YOUR INSTRUCTIONS - Repeat each line of the material exactly.

DATASET EXTRACT -
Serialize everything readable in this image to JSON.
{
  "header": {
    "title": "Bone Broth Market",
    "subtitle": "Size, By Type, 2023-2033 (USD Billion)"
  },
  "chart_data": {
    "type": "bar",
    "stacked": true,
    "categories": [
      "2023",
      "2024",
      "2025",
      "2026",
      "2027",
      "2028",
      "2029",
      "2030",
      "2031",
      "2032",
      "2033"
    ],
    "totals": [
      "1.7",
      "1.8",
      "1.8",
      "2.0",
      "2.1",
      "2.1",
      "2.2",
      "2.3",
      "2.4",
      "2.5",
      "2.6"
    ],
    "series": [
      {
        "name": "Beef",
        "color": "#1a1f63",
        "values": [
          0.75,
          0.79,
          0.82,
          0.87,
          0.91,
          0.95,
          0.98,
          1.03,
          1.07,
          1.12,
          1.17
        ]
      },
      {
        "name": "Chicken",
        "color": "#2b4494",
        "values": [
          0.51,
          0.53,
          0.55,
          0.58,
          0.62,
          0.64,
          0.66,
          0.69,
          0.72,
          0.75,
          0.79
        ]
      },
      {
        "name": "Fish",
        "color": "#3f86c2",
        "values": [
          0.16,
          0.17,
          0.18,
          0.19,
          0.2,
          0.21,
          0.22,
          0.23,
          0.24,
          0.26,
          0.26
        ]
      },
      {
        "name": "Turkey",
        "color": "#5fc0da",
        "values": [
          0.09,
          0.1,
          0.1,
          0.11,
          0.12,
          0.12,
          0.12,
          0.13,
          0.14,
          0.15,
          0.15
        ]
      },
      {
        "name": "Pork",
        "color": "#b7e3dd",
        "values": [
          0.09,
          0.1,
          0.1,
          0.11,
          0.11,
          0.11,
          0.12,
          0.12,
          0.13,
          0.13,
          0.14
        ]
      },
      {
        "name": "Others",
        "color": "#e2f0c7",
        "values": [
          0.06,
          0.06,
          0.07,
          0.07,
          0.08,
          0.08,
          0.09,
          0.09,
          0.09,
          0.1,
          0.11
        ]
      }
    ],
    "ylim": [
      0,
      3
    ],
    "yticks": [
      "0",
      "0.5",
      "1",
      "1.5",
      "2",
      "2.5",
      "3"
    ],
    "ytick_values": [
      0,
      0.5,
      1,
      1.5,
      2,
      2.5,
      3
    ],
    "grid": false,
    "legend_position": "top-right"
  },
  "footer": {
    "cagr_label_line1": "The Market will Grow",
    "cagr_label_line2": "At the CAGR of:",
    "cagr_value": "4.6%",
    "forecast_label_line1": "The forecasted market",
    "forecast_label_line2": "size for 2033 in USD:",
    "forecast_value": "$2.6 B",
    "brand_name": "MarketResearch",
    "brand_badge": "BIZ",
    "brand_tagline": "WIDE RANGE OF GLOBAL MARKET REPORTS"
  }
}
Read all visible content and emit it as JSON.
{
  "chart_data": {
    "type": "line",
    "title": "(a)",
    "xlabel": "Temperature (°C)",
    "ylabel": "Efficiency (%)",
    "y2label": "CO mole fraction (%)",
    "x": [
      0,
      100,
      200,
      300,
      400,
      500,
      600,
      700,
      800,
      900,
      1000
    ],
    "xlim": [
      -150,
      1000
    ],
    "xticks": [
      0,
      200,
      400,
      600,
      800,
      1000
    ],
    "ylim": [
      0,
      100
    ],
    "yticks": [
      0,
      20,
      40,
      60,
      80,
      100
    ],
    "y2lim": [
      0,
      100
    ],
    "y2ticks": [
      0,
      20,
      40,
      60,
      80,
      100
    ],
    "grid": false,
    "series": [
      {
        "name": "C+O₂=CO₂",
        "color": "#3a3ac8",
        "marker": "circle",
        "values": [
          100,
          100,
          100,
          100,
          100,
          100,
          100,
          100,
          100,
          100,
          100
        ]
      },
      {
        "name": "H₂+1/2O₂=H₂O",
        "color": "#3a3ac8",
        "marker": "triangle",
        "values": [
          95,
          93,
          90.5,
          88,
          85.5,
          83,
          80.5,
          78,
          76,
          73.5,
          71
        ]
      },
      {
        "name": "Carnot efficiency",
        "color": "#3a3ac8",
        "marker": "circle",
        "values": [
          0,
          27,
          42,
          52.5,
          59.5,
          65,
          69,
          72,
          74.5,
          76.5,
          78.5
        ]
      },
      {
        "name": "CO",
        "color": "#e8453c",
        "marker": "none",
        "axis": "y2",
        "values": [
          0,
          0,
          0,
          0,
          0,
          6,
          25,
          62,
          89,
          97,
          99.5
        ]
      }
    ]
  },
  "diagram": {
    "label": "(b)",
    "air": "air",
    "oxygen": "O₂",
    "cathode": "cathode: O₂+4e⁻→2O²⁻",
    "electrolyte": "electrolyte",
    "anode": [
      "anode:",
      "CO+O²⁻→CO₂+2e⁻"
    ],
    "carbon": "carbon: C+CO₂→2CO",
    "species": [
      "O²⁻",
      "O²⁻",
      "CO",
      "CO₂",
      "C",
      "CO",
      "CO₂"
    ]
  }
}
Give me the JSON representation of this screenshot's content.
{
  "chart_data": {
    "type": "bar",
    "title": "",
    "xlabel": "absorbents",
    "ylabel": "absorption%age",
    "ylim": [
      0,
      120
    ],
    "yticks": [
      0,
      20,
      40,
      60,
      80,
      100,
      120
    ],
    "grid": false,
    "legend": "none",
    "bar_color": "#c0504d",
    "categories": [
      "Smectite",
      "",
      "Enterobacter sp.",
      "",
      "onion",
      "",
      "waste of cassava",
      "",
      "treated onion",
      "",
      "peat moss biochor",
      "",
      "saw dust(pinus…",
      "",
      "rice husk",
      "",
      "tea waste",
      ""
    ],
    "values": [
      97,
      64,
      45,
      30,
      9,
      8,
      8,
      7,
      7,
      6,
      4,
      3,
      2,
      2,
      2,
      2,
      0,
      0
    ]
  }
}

WRITTEN RESPONSE -
Serialize everything readable in this image to JSON.
{
  "header": {
    "title": "Bone Broth Market",
    "subtitle": "Size, By Type, 2023-2033 (USD Billion)"
  },
  "chart_data": {
    "type": "bar",
    "stacked": true,
    "categories": [
      "2023",
      "2024",
      "2025",
      "2026",
      "2027",
      "2028",
      "2029",
      "2030",
      "2031",
      "2032",
      "2033"
    ],
    "totals": [
      "1.7",
      "1.8",
      "1.8",
      "2.0",
      "2.1",
      "2.1",
      "2.2",
      "2.3",
      "2.4",
      "2.5",
      "2.6"
    ],
    "series": [
      {
        "name": "Beef",
        "color": "#1a1f63",
        "values": [
          0.75,
          0.79,
          0.82,
          0.87,
          0.91,
          0.95,
          0.98,
          1.03,
          1.07,
          1.12,
          1.17
        ]
      },
      {
        "name": "Chicken",
        "color": "#2b4494",
        "values": [
          0.51,
          0.53,
          0.55,
          0.58,
          0.62,
          0.64,
          0.66,
          0.69,
          0.72,
          0.75,
          0.79
        ]
      },
      {
        "name": "Fish",
        "color": "#3f86c2",
        "values": [
          0.16,
          0.17,
          0.18,
          0.19,
          0.2,
          0.21,
          0.22,
          0.23,
          0.24,
          0.26,
          0.26
        ]
      },
      {
        "name": "Turkey",
        "color": "#5fc0da",
        "values": [
          0.09,
          0.1,
          0.1,
          0.11,
          0.12,
          0.12,
          0.12,
          0.13,
          0.14,
          0.15,
          0.15
        ]
      },
      {
        "name": "Pork",
        "color": "#b7e3dd",
        "values": [
          0.09,
          0.1,
          0.1,
          0.11,
          0.11,
          0.11,
          0.12,
          0.12,
          0.13,
          0.13,
          0.14
        ]
      },
      {
        "name": "Others",
        "color": "#e2f0c7",
        "values": [
          0.06,
          0.06,
          0.07,
          0.07,
          0.08,
          0.08,
          0.09,
          0.09,
          0.09,
          0.1,
          0.11
        ]
      }
    ],
    "ylim": [
      0,
      3
    ],
    "yticks": [
      "0",
      "0.5",
      "1",
      "1.5",
      "2",
      "2.5",
      "3"
    ],
    "ytick_values": [
      0,
      0.5,
      1,
      1.5,
      2,
      2.5,
      3
    ],
    "grid": false,
    "legend_position": "top-right"
  },
  "footer": {
    "cagr_label_line1": "The Market will Grow",
    "cagr_label_line2": "At the CAGR of:",
    "cagr_value": "4.6%",
    "forecast_label_line1": "The forecasted market",
    "forecast_label_line2": "size for 2033 in USD:",
    "forecast_value": "$2.6 B",
    "brand_name": "MarketResearch",
    "brand_badge": "BIZ",
    "brand_tagline": "WIDE RANGE OF GLOBAL MARKET REPORTS"
  }
}
Read all visible content and emit it as JSON.
{
  "chart_data": {
    "type": "line",
    "title": "(a)",
    "xlabel": "Temperature (°C)",
    "ylabel": "Efficiency (%)",
    "y2label": "CO mole fraction (%)",
    "x": [
      0,
      100,
      200,
      300,
      400,
      500,
      600,
      700,
      800,
      900,
      1000
    ],
    "xlim": [
      -150,
      1000
    ],
    "xticks": [
      0,
      200,
      400,
      600,
      800,
      1000
    ],
    "ylim": [
      0,
      100
    ],
    "yticks": [
      0,
      20,
      40,
      60,
      80,
      100
    ],
    "y2lim": [
      0,
      100
    ],
    "y2ticks": [
      0,
      20,
      40,
      60,
      80,
      100
    ],
    "grid": false,
    "series": [
      {
        "name": "C+O₂=CO₂",
        "color": "#3a3ac8",
        "marker": "circle",
        "values": [
          100,
          100,
          100,
          100,
          100,
          100,
          100,
          100,
          100,
          100,
          100
        ]
      },
      {
        "name": "H₂+1/2O₂=H₂O",
        "color": "#3a3ac8",
        "marker": "triangle",
        "values": [
          95,
          93,
          90.5,
          88,
          85.5,
          83,
          80.5,
          78,
          76,
          73.5,
          71
        ]
      },
      {
        "name": "Carnot efficiency",
        "color": "#3a3ac8",
        "marker": "circle",
        "values": [
          0,
          27,
          42,
          52.5,
          59.5,
          65,
          69,
          72,
          74.5,
          76.5,
          78.5
        ]
      },
      {
        "name": "CO",
        "color": "#e8453c",
        "marker": "none",
        "axis": "y2",
        "values": [
          0,
          0,
          0,
          0,
          0,
          6,
          25,
          62,
          89,
          97,
          99.5
        ]
      }
    ]
  },
  "diagram": {
    "label": "(b)",
    "air": "air",
    "oxygen": "O₂",
    "cathode": "cathode: O₂+4e⁻→2O²⁻",
    "electrolyte": "electrolyte",
    "anode": [
      "anode:",
      "CO+O²⁻→CO₂+2e⁻"
    ],
    "carbon": "carbon: C+CO₂→2CO",
    "species": [
      "O²⁻",
      "O²⁻",
      "CO",
      "CO₂",
      "C",
      "CO",
      "CO₂"
    ]
  }
}
Give me the JSON representation of this screenshot's content.
{
  "chart_data": {
    "type": "bar",
    "title": "",
    "xlabel": "absorbents",
    "ylabel": "absorption%age",
    "ylim": [
      0,
      120
    ],
    "yticks": [
      0,
      20,
      40,
      60,
      80,
      100,
      120
    ],
    "grid": false,
    "legend": "none",
    "bar_color": "#c0504d",
    "categories": [
      "Smectite",
      "",
      "Enterobacter sp.",
      "",
      "onion",
      "",
      "waste of cassava",
      "",
      "treated onion",
      "",
      "peat moss biochor",
      "",
      "saw dust(pinus…",
      "",
      "rice husk",
      "",
      "tea waste",
      ""
    ],
    "values": [
      97,
      64,
      45,
      30,
      9,
      8,
      8,
      7,
      7,
      6,
      4,
      3,
      2,
      2,
      2,
      2,
      0,
      0
    ]
  }
}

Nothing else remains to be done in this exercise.